● **DATA TO USE**:

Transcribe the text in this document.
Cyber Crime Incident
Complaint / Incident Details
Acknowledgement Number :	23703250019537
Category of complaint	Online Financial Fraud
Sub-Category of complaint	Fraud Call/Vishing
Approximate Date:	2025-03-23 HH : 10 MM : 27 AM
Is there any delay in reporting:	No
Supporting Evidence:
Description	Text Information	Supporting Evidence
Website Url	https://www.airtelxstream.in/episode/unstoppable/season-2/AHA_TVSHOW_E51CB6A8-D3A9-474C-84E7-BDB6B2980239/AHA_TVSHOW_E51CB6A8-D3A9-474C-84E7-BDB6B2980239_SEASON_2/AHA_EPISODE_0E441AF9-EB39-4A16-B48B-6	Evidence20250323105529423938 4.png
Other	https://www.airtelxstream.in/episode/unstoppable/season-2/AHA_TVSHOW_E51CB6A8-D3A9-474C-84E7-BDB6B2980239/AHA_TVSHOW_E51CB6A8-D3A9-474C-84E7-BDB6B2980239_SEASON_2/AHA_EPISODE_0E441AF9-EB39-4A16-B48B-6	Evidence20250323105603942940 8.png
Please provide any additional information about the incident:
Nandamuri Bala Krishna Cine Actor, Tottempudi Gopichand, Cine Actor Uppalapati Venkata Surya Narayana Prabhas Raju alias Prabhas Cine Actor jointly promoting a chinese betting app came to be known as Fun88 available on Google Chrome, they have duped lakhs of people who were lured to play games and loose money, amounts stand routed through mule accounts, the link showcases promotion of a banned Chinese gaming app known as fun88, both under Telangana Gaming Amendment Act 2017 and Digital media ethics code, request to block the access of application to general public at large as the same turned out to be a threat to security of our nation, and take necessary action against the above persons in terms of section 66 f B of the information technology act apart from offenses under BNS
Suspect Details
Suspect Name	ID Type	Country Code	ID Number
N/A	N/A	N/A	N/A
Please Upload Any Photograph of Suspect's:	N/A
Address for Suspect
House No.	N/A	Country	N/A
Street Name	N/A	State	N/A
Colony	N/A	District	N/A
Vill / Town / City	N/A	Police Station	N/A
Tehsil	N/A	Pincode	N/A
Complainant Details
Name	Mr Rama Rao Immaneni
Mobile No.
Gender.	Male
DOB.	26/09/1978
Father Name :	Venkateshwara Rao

* * *

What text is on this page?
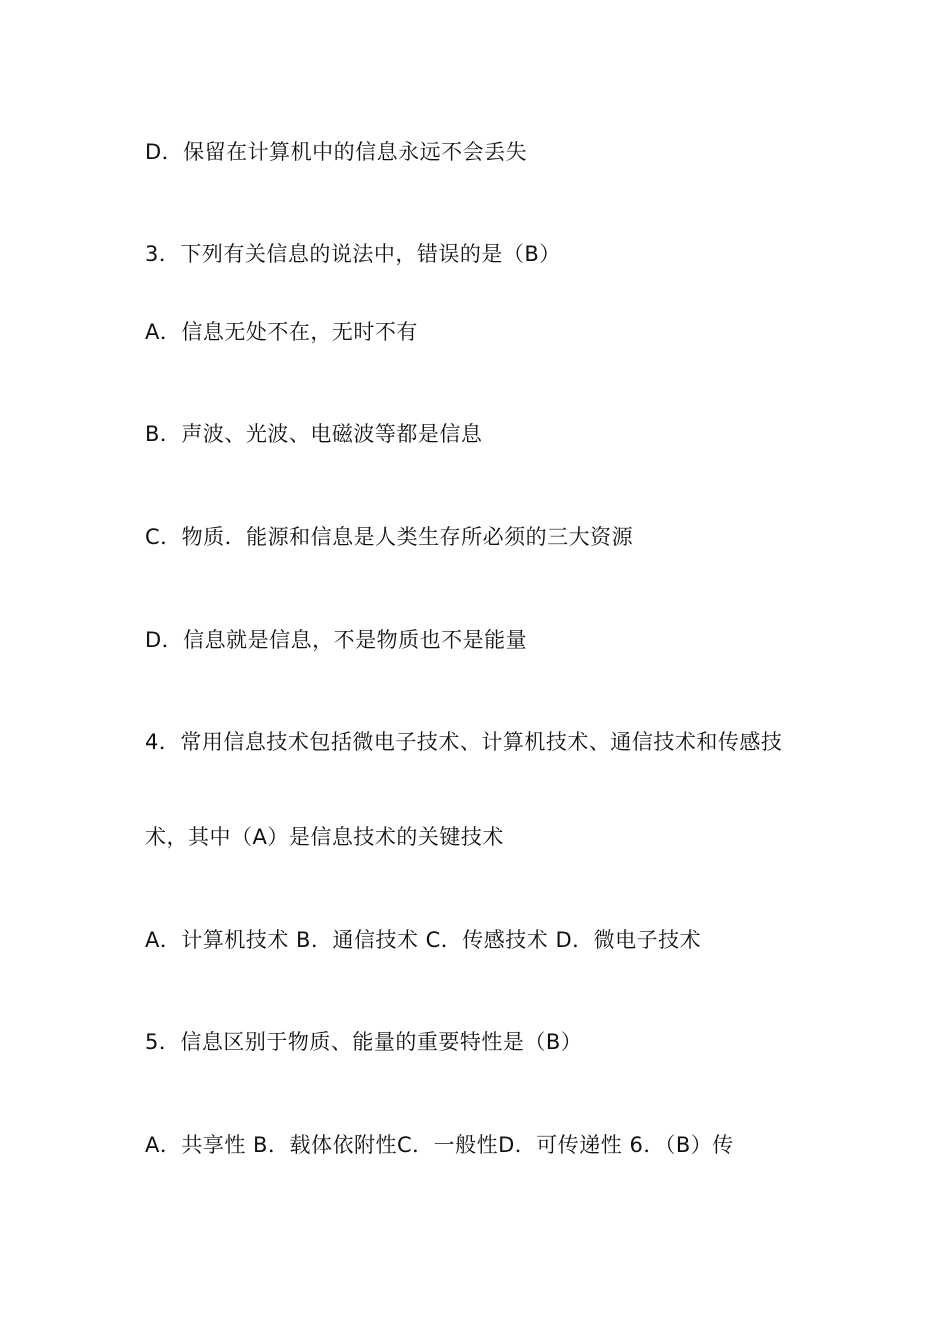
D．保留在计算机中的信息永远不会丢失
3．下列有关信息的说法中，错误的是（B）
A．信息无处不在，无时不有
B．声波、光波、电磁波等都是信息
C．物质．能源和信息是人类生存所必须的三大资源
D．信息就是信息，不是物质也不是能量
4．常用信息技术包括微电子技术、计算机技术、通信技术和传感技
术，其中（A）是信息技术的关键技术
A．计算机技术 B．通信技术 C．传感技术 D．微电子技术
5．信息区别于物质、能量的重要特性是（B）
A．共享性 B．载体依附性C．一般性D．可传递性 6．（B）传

● **CHALLENGE**: Using the material above, state how many lines include the string "Supporting". Answer with a single number.

● **RESULT FOR THIS TASK**: 2